WHAT YOU NEED TO DO
Answer with one number: the count of lines in this material that hold the word "Volume".

DATA LISTING
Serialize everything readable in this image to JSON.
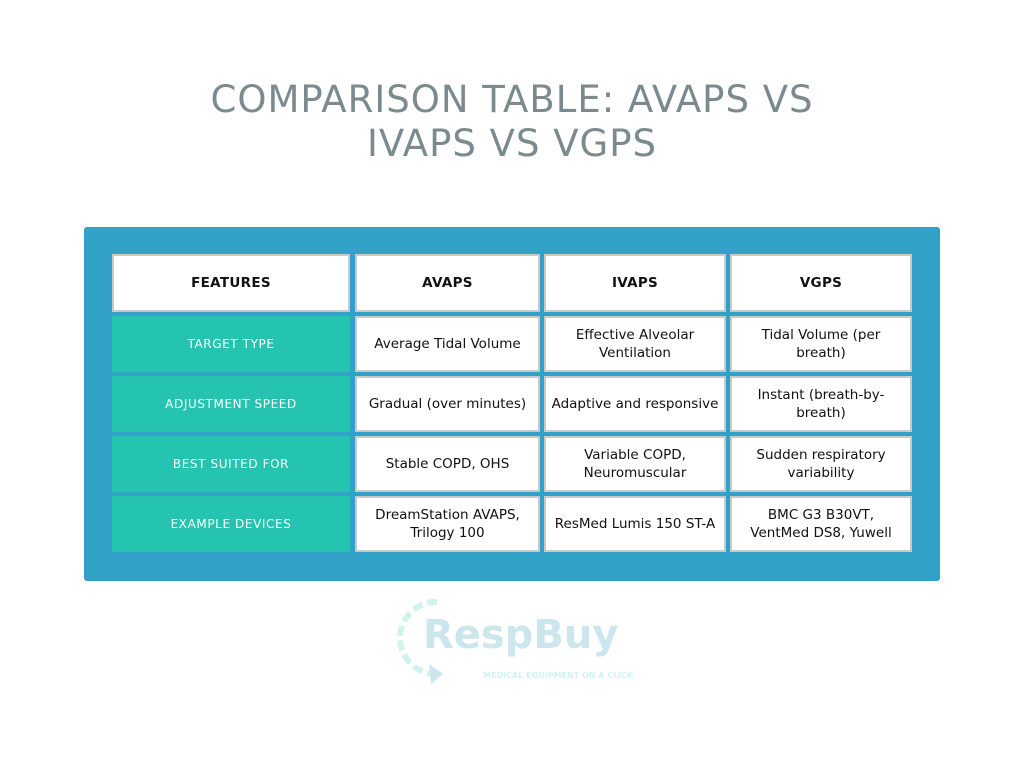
{
  "title": {
    "line1": "COMPARISON TABLE: AVAPS VS",
    "line2": "IVAPS VS VGPS"
  },
  "table": {
    "headers": [
      "FEATURES",
      "AVAPS",
      "IVAPS",
      "VGPS"
    ],
    "rows": [
      {
        "feature": "TARGET TYPE",
        "cells": [
          [
            "Average Tidal Volume"
          ],
          [
            "Effective Alveolar",
            "Ventilation"
          ],
          [
            "Tidal Volume (per breath)"
          ]
        ]
      },
      {
        "feature": "ADJUSTMENT SPEED",
        "cells": [
          [
            "Gradual (over minutes)"
          ],
          [
            "Adaptive and responsive"
          ],
          [
            "Instant (breath-by-breath)"
          ]
        ]
      },
      {
        "feature": "BEST SUITED FOR",
        "cells": [
          [
            "Stable COPD, OHS"
          ],
          [
            "Variable COPD,",
            "Neuromuscular"
          ],
          [
            "Sudden respiratory",
            "variability"
          ]
        ]
      },
      {
        "feature": "EXAMPLE DEVICES",
        "cells": [
          [
            "DreamStation AVAPS,",
            "Trilogy 100"
          ],
          [
            "ResMed Lumis 150 ST-A"
          ],
          [
            "BMC G3 B30VT,",
            "VentMed DS8, Yuwell"
          ]
        ]
      }
    ]
  },
  "watermark": {
    "brand": "RespBuy",
    "tagline": "MEDICAL EQUIPMENT ON A CLICK"
  },
  "colors": {
    "panel": "#31a1c8",
    "feature_cell": "#25c4b0",
    "title": "#7b8a8e"
  }
}
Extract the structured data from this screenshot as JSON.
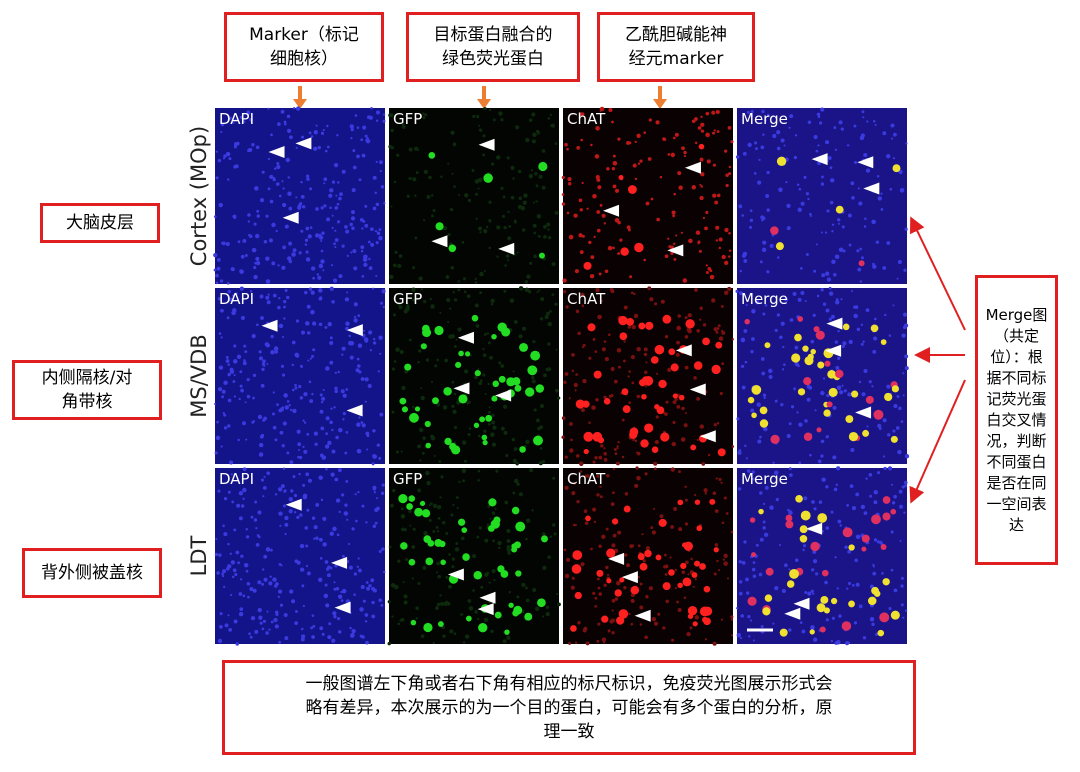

COMPLETE RESPONSE
2